#### [Exercise details]
Return the listing below exactly, with the pictures dropped.

#### [Listed records]

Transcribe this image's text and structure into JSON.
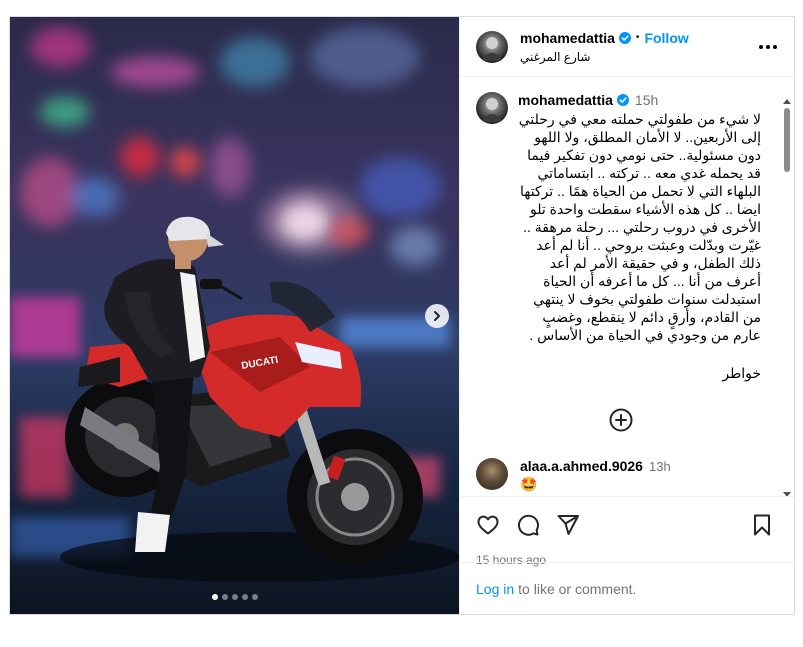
{
  "header": {
    "username": "mohamedattia",
    "separator": "•",
    "follow_label": "Follow",
    "location": "شارع المرغني",
    "more_icon": "more-horizontal-icon"
  },
  "post": {
    "username": "mohamedattia",
    "time": "15h",
    "caption": "لا شيء من طفولتي حملته معي في رحلتي إلى الأربعين.. لا الأمان المطلق، ولا اللهو دون مسئولية.. حتى نومي دون تفكير فيما قد يحمله غدي معه .. تركته .. ابتساماتي البلهاء التي لا تحمل من الحياة همًا .. تركتها ايضا .. كل هذه الأشياء سقطت واحدة تلو الأخرى في دروب رحلتي ... رحلة مرهقة .. غيّرت وبدّلت وعبثت بروحي .. أنا لم أعد ذلك الطفل، و في حقيقة الأمر لم أعد أعرف من أنا ... كل ما أعرفه أن الحياة استبدلت سنوات طفولتي بخوف لا ينتهي من القادم، وأرقٍ دائم لا ينقطع، وغضبٍ عارم من وجودي في الحياة من الأساس .",
    "signature": "خواطر"
  },
  "comment": {
    "username": "alaa.a.ahmed.9026",
    "time": "13h",
    "text": "🤩"
  },
  "footer": {
    "posted_time": "15 hours ago",
    "login_link": "Log in",
    "login_rest": "to like or comment."
  },
  "carousel": {
    "current": 1,
    "total": 5
  },
  "colors": {
    "accent": "#0095f6",
    "muted": "#737373",
    "border": "#dbdbdb",
    "bike_red": "#d42a2a"
  }
}
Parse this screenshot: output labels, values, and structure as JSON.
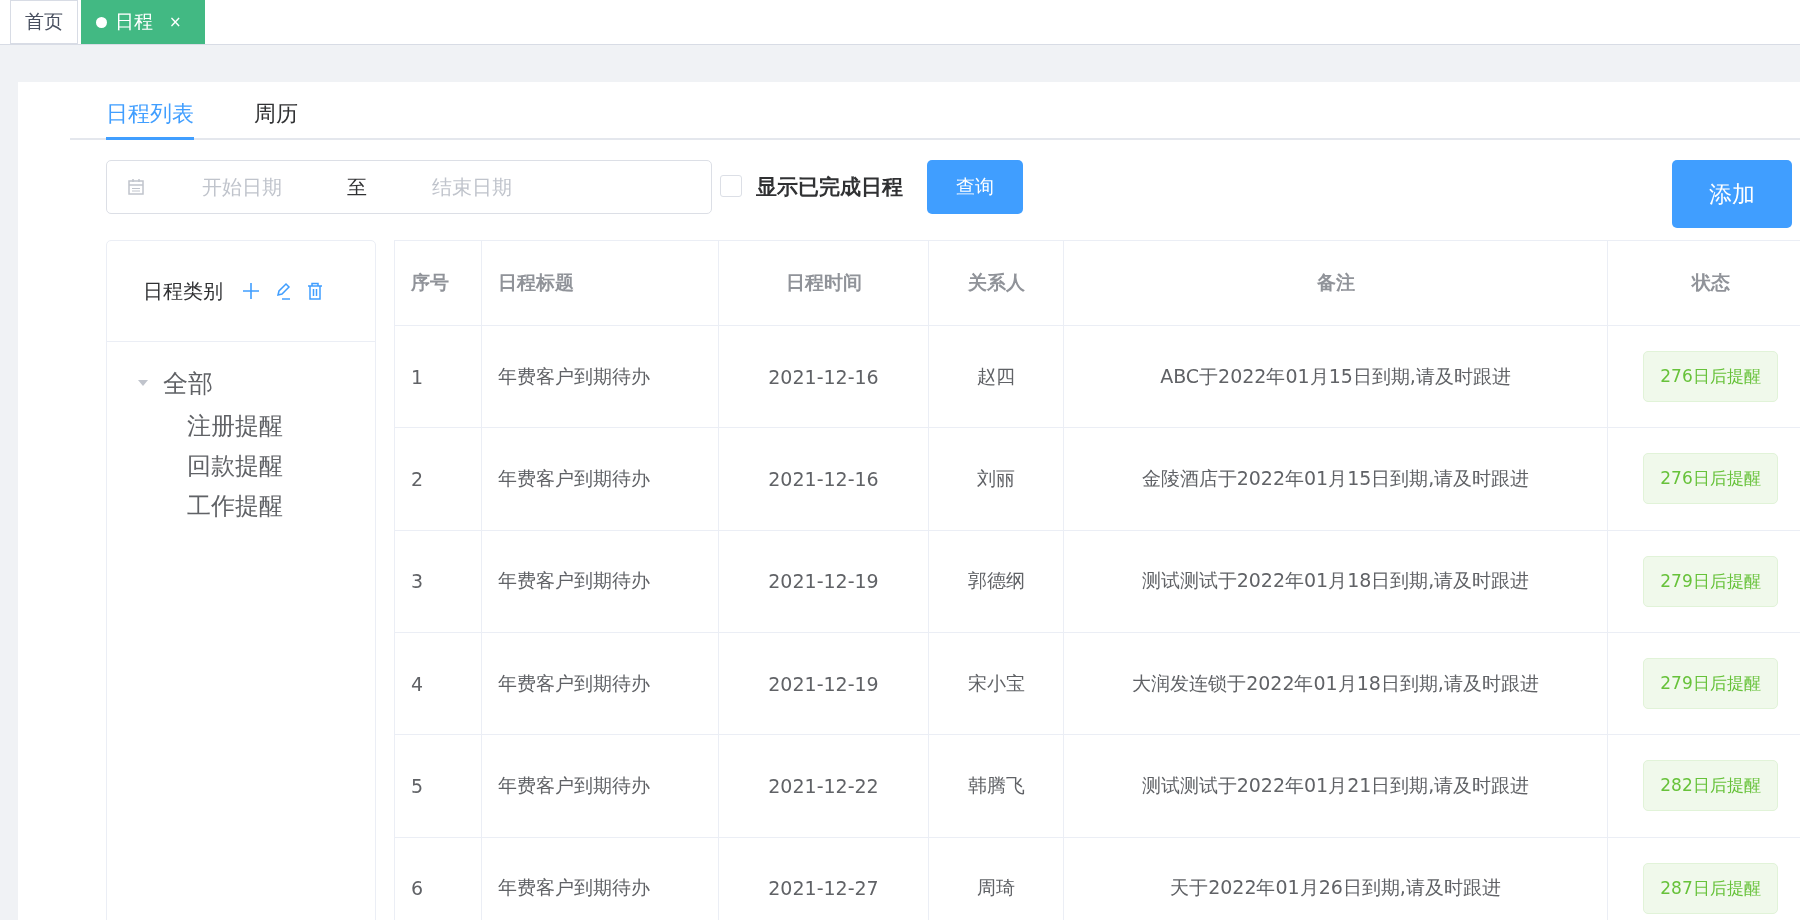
{
  "page_tabs": [
    {
      "label": "首页",
      "selected": false
    },
    {
      "label": "日程",
      "selected": true,
      "close": "×"
    }
  ],
  "view_tabs": [
    {
      "label": "日程列表",
      "selected": true
    },
    {
      "label": "周历",
      "selected": false
    }
  ],
  "filter": {
    "start_placeholder": "开始日期",
    "separator": "至",
    "end_placeholder": "结束日期",
    "show_completed": {
      "label": "显示已完成日程",
      "checked": false
    },
    "query_button": "查询"
  },
  "add_button": "添加",
  "category_panel": {
    "title": "日程类别",
    "tree": [
      {
        "label": "全部",
        "expanded": true,
        "children": [
          {
            "label": "注册提醒"
          },
          {
            "label": "回款提醒"
          },
          {
            "label": "工作提醒"
          }
        ]
      }
    ]
  },
  "table": {
    "columns": [
      "序号",
      "日程标题",
      "日程时间",
      "关系人",
      "备注",
      "状态"
    ],
    "rows": [
      {
        "no": "1",
        "title": "年费客户到期待办",
        "date": "2021-12-16",
        "contact": "赵四",
        "note": "ABC于2022年01月15日到期,请及时跟进",
        "status": "276日后提醒"
      },
      {
        "no": "2",
        "title": "年费客户到期待办",
        "date": "2021-12-16",
        "contact": "刘丽",
        "note": "金陵酒店于2022年01月15日到期,请及时跟进",
        "status": "276日后提醒"
      },
      {
        "no": "3",
        "title": "年费客户到期待办",
        "date": "2021-12-19",
        "contact": "郭德纲",
        "note": "测试测试于2022年01月18日到期,请及时跟进",
        "status": "279日后提醒"
      },
      {
        "no": "4",
        "title": "年费客户到期待办",
        "date": "2021-12-19",
        "contact": "宋小宝",
        "note": "大润发连锁于2022年01月18日到期,请及时跟进",
        "status": "279日后提醒"
      },
      {
        "no": "5",
        "title": "年费客户到期待办",
        "date": "2021-12-22",
        "contact": "韩腾飞",
        "note": "测试测试于2022年01月21日到期,请及时跟进",
        "status": "282日后提醒"
      },
      {
        "no": "6",
        "title": "年费客户到期待办",
        "date": "2021-12-27",
        "contact": "周琦",
        "note": "天于2022年01月26日到期,请及时跟进",
        "status": "287日后提醒"
      }
    ]
  }
}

#### [Reply]
Transcribe this image's text and structure into JSON.
{
  "header": {
    "username": "mohamedattia",
    "separator": "•",
    "follow_label": "Follow",
    "location": "شارع المرغني",
    "more_icon": "more-horizontal-icon"
  },
  "post": {
    "username": "mohamedattia",
    "time": "15h",
    "caption": "لا شيء من طفولتي حملته معي في رحلتي إلى الأربعين.. لا الأمان المطلق، ولا اللهو دون مسئولية.. حتى نومي دون تفكير فيما قد يحمله غدي معه .. تركته .. ابتساماتي البلهاء التي لا تحمل من الحياة همًا .. تركتها ايضا .. كل هذه الأشياء سقطت واحدة تلو الأخرى في دروب رحلتي ... رحلة مرهقة .. غيّرت وبدّلت وعبثت بروحي .. أنا لم أعد ذلك الطفل، و في حقيقة الأمر لم أعد أعرف من أنا ... كل ما أعرفه أن الحياة استبدلت سنوات طفولتي بخوف لا ينتهي من القادم، وأرقٍ دائم لا ينقطع، وغضبٍ عارم من وجودي في الحياة من الأساس .",
    "signature": "خواطر"
  },
  "comment": {
    "username": "alaa.a.ahmed.9026",
    "time": "13h",
    "text": "🤩"
  },
  "footer": {
    "posted_time": "15 hours ago",
    "login_link": "Log in",
    "login_rest": "to like or comment."
  },
  "carousel": {
    "current": 1,
    "total": 5
  },
  "colors": {
    "accent": "#0095f6",
    "muted": "#737373",
    "border": "#dbdbdb",
    "bike_red": "#d42a2a"
  }
}
Parse this screenshot: output labels, values, and structure as JSON.
{
  "page_tabs": [
    {
      "label": "首页",
      "selected": false
    },
    {
      "label": "日程",
      "selected": true,
      "close": "×"
    }
  ],
  "view_tabs": [
    {
      "label": "日程列表",
      "selected": true
    },
    {
      "label": "周历",
      "selected": false
    }
  ],
  "filter": {
    "start_placeholder": "开始日期",
    "separator": "至",
    "end_placeholder": "结束日期",
    "show_completed": {
      "label": "显示已完成日程",
      "checked": false
    },
    "query_button": "查询"
  },
  "add_button": "添加",
  "category_panel": {
    "title": "日程类别",
    "tree": [
      {
        "label": "全部",
        "expanded": true,
        "children": [
          {
            "label": "注册提醒"
          },
          {
            "label": "回款提醒"
          },
          {
            "label": "工作提醒"
          }
        ]
      }
    ]
  },
  "table": {
    "columns": [
      "序号",
      "日程标题",
      "日程时间",
      "关系人",
      "备注",
      "状态"
    ],
    "rows": [
      {
        "no": "1",
        "title": "年费客户到期待办",
        "date": "2021-12-16",
        "contact": "赵四",
        "note": "ABC于2022年01月15日到期,请及时跟进",
        "status": "276日后提醒"
      },
      {
        "no": "2",
        "title": "年费客户到期待办",
        "date": "2021-12-16",
        "contact": "刘丽",
        "note": "金陵酒店于2022年01月15日到期,请及时跟进",
        "status": "276日后提醒"
      },
      {
        "no": "3",
        "title": "年费客户到期待办",
        "date": "2021-12-19",
        "contact": "郭德纲",
        "note": "测试测试于2022年01月18日到期,请及时跟进",
        "status": "279日后提醒"
      },
      {
        "no": "4",
        "title": "年费客户到期待办",
        "date": "2021-12-19",
        "contact": "宋小宝",
        "note": "大润发连锁于2022年01月18日到期,请及时跟进",
        "status": "279日后提醒"
      },
      {
        "no": "5",
        "title": "年费客户到期待办",
        "date": "2021-12-22",
        "contact": "韩腾飞",
        "note": "测试测试于2022年01月21日到期,请及时跟进",
        "status": "282日后提醒"
      },
      {
        "no": "6",
        "title": "年费客户到期待办",
        "date": "2021-12-27",
        "contact": "周琦",
        "note": "天于2022年01月26日到期,请及时跟进",
        "status": "287日后提醒"
      }
    ]
  }
}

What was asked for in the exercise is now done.